Problem — Scan the data for "name" and copy the lines it appears in.

Dataset entries on figures
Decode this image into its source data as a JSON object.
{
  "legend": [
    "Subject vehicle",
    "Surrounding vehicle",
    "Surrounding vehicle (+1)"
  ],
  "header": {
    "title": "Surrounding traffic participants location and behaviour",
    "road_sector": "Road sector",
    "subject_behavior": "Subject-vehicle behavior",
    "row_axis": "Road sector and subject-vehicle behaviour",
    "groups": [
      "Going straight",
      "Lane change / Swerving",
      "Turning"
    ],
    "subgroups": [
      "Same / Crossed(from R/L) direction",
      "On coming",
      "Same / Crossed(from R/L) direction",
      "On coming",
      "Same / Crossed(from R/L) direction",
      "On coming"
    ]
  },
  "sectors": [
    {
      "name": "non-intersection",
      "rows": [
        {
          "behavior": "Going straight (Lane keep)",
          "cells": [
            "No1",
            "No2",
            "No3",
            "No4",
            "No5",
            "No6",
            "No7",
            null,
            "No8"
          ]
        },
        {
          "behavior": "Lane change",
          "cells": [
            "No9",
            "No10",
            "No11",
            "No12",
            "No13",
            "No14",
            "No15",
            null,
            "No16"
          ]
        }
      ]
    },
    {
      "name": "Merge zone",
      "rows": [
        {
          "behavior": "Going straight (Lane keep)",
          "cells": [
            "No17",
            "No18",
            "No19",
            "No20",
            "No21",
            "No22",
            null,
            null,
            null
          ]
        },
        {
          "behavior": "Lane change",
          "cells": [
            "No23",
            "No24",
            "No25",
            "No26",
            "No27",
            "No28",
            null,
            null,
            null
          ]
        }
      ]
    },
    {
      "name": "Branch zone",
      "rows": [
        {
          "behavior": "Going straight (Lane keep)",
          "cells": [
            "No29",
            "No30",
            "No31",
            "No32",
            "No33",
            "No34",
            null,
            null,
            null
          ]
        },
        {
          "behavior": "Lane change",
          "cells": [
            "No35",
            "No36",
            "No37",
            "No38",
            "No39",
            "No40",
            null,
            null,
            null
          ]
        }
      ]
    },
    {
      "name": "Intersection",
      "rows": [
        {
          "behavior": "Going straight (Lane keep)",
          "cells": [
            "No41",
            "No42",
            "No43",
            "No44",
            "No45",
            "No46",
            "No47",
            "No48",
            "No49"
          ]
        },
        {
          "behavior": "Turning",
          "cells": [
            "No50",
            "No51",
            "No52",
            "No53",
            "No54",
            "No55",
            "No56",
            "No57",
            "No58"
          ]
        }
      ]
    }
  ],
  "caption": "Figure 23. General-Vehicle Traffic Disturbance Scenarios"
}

Expected output —
      "name": "non-intersection",
      "name": "Merge zone",
      "name": "Branch zone",
      "name": "Intersection",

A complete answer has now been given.